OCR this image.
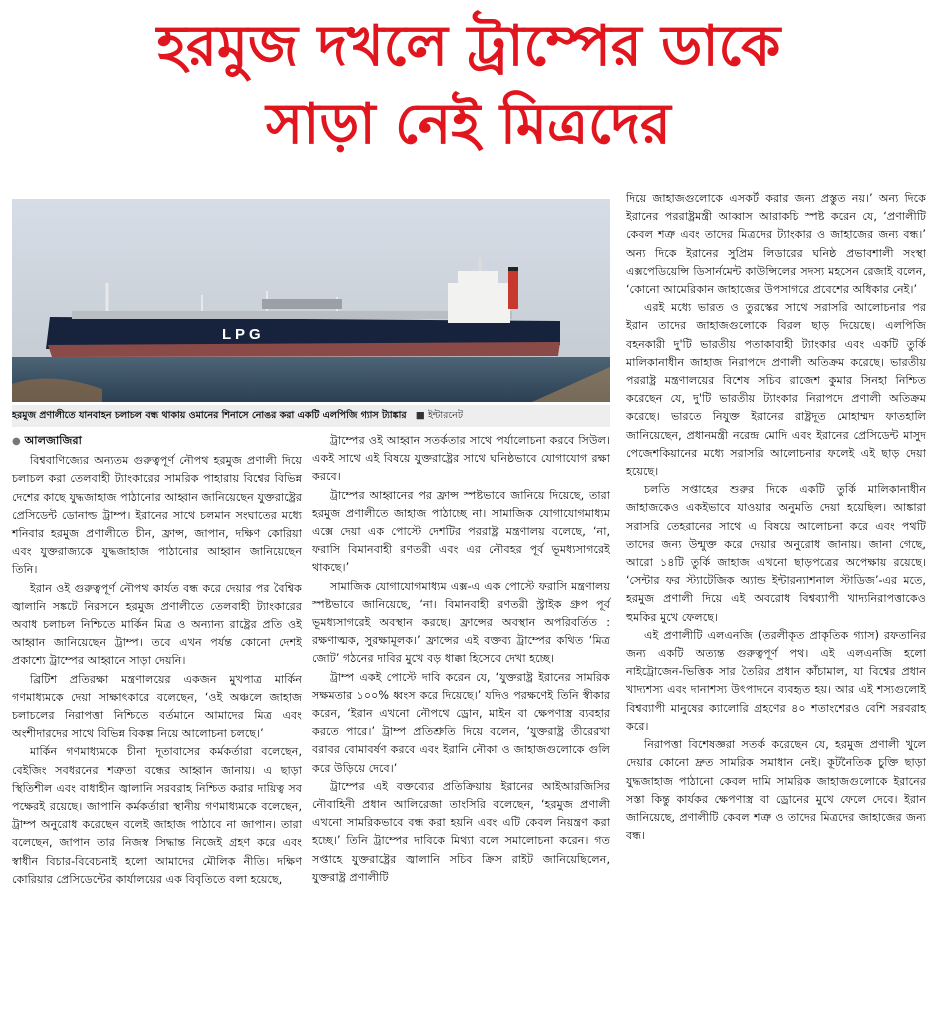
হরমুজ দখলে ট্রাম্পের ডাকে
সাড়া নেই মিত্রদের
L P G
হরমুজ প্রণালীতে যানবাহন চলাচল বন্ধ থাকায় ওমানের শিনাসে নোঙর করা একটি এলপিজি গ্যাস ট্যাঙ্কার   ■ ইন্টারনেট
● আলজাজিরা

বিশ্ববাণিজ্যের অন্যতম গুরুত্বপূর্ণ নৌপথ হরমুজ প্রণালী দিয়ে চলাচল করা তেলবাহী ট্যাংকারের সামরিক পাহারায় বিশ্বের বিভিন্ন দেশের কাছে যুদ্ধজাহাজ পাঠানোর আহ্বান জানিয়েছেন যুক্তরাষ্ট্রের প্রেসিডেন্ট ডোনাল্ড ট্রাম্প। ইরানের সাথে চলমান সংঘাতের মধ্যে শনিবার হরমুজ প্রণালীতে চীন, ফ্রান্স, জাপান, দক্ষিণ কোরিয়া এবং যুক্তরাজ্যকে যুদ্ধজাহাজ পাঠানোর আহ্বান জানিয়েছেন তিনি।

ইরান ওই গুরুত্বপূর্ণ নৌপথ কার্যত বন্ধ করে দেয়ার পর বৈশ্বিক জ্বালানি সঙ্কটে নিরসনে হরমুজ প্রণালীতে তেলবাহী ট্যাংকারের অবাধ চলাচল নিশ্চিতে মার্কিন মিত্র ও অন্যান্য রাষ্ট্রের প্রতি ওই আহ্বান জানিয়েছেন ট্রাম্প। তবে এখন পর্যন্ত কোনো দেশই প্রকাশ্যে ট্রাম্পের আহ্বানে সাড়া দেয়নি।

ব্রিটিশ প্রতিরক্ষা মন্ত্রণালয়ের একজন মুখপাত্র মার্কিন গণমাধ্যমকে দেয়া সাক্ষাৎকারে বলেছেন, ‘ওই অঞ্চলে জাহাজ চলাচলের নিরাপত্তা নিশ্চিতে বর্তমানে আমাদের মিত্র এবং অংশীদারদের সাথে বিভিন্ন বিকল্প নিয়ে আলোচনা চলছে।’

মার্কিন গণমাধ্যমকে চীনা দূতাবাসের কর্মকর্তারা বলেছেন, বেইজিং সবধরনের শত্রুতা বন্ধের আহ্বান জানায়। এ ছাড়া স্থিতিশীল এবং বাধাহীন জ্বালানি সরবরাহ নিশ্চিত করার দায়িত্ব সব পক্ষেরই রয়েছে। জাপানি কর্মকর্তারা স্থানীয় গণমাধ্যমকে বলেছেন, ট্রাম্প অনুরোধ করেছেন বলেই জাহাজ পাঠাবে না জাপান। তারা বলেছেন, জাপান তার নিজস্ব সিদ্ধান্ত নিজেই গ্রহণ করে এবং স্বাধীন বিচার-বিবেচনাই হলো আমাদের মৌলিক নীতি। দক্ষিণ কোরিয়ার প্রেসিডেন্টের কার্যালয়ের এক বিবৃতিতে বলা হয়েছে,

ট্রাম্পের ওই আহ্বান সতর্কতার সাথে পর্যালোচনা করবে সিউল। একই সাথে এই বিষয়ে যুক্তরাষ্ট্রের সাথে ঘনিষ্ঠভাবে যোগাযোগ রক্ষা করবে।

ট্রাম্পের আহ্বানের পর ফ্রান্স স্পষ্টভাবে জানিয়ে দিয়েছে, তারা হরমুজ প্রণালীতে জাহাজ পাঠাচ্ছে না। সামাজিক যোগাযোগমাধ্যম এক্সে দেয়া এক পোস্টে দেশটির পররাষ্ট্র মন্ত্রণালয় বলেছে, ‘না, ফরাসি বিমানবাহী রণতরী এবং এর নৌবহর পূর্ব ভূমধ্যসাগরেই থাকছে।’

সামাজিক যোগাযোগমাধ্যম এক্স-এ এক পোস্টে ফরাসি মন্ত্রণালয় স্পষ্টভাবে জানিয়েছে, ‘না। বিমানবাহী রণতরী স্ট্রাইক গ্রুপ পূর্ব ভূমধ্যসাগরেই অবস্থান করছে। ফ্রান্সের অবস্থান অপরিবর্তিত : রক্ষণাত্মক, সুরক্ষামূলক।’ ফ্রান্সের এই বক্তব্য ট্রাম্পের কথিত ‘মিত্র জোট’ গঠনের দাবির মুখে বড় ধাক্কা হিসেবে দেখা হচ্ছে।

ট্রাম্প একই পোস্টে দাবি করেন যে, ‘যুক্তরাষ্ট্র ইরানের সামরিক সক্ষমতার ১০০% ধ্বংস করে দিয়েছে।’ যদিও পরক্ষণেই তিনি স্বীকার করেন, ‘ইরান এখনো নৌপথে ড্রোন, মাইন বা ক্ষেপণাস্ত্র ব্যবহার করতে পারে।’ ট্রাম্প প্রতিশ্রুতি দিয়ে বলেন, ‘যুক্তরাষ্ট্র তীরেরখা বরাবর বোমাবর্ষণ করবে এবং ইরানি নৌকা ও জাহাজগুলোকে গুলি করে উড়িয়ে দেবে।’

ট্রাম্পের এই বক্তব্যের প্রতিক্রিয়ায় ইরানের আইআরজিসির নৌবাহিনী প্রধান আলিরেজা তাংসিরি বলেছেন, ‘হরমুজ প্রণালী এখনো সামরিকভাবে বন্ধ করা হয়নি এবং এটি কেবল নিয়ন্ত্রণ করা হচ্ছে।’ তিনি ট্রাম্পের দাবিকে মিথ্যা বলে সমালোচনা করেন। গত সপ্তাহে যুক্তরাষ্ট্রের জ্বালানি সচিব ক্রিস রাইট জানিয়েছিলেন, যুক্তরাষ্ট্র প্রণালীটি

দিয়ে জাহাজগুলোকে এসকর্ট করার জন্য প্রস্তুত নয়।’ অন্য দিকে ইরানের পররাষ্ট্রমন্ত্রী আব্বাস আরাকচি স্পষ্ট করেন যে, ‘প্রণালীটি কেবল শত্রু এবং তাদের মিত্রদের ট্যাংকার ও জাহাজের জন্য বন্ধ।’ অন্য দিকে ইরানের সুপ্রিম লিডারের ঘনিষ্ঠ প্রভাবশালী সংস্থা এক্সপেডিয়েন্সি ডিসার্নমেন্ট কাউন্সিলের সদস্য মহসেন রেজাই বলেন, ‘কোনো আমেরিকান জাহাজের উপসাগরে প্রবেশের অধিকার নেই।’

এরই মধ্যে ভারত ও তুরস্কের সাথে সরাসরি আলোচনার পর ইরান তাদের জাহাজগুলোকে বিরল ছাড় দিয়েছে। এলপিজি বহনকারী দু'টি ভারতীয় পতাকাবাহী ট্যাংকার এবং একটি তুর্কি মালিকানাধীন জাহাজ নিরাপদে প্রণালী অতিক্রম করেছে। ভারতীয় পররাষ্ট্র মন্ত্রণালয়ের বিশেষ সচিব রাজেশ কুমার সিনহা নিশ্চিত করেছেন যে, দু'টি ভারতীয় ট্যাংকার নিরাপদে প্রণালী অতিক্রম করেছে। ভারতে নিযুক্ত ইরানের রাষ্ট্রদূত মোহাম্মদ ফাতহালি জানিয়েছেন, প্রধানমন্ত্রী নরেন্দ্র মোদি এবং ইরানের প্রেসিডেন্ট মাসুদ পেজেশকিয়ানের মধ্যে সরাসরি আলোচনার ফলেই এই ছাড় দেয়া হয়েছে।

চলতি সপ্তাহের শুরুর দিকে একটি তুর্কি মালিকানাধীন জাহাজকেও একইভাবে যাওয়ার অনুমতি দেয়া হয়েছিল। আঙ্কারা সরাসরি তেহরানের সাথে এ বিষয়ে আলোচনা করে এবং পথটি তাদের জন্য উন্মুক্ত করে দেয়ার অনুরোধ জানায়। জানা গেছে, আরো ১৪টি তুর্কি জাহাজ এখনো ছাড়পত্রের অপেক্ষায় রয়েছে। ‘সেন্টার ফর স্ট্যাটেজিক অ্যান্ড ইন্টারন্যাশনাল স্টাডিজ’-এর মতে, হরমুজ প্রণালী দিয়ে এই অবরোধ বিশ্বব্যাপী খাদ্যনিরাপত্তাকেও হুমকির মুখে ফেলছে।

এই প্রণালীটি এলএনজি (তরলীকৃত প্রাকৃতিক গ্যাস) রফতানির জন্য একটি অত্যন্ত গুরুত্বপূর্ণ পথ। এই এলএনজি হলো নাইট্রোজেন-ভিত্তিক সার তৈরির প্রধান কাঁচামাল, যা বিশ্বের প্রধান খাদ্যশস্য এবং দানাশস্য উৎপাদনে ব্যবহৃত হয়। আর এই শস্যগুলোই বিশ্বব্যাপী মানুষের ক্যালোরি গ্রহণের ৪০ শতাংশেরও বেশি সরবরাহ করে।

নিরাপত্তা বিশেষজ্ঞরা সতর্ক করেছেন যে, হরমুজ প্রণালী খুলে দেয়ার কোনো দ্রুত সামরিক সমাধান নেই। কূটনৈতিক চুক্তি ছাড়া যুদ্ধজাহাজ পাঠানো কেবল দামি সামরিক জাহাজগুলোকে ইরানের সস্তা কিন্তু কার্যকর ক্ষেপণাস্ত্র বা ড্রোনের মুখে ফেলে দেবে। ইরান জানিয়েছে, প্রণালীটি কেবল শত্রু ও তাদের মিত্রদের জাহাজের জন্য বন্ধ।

────────────────────

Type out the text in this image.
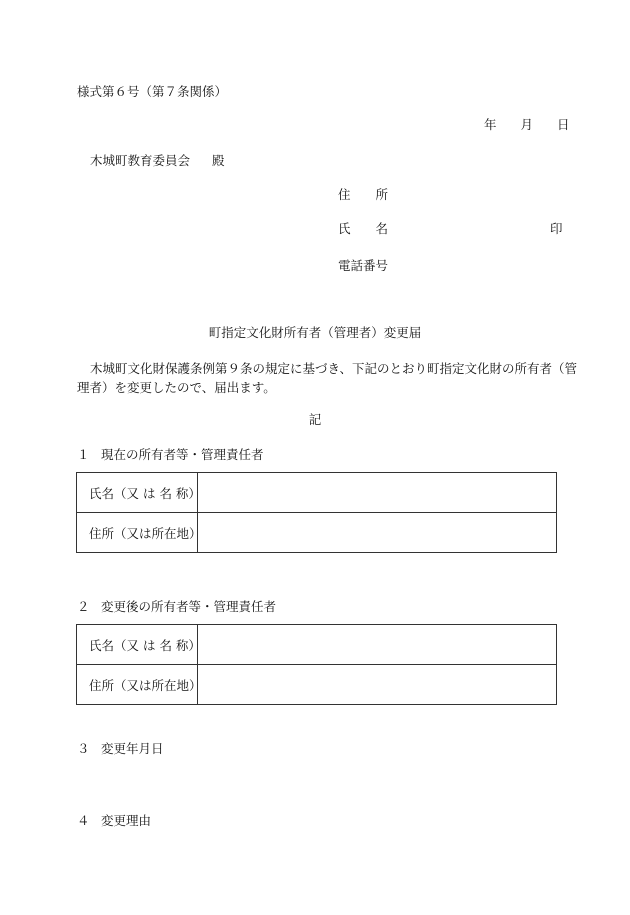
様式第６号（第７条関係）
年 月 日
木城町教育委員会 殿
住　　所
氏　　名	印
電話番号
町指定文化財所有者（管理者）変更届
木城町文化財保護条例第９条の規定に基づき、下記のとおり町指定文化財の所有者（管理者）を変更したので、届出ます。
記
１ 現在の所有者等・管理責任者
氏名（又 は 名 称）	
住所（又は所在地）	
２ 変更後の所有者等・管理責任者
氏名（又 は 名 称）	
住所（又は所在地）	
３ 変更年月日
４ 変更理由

────────────────────

→ **Exercise objective**
Return solely the number of lines in the data that include the word "সরবর".

→ **Response below**
2